--- Your task ---
Look through the lines below and extract each one that contains "Department".
>>>
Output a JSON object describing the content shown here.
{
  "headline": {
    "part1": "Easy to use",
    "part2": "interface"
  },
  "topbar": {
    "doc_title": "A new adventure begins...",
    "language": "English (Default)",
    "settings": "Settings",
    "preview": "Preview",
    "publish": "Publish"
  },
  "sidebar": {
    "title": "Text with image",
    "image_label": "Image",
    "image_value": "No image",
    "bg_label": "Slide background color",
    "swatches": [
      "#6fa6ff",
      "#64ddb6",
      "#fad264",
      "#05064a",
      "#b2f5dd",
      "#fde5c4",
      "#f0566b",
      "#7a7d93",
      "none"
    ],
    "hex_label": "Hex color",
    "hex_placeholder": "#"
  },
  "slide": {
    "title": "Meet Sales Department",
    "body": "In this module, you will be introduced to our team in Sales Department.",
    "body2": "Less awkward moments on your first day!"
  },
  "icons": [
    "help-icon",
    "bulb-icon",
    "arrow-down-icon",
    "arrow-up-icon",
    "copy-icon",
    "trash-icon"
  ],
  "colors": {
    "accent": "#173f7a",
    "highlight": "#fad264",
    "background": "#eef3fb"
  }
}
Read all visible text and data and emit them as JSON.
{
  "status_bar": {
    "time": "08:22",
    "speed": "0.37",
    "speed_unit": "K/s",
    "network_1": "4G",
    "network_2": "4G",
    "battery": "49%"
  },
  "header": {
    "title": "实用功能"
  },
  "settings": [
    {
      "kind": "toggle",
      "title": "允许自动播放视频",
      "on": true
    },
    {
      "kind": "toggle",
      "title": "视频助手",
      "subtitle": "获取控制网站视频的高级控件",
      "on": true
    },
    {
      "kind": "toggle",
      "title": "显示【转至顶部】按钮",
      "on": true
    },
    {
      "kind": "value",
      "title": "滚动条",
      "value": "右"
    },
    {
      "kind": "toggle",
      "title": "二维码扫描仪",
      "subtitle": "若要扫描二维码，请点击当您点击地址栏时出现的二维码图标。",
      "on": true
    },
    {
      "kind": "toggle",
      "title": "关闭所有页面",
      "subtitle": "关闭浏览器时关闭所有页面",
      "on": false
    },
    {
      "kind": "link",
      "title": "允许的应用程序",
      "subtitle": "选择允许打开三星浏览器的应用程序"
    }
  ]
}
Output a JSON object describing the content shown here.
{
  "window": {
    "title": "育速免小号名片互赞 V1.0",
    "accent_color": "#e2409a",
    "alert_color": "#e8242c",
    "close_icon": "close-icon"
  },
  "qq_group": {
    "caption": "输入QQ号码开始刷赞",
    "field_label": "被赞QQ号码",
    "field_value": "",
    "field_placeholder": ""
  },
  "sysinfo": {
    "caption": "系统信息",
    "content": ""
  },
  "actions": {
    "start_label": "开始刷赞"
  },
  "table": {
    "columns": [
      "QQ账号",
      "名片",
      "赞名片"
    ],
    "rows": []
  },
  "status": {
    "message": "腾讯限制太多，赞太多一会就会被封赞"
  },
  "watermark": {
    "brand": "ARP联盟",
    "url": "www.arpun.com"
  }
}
<<<
--- Finished answer ---
    "title": "Meet Sales Department",
    "body": "In this module, you will be introduced to our team in Sales Department.",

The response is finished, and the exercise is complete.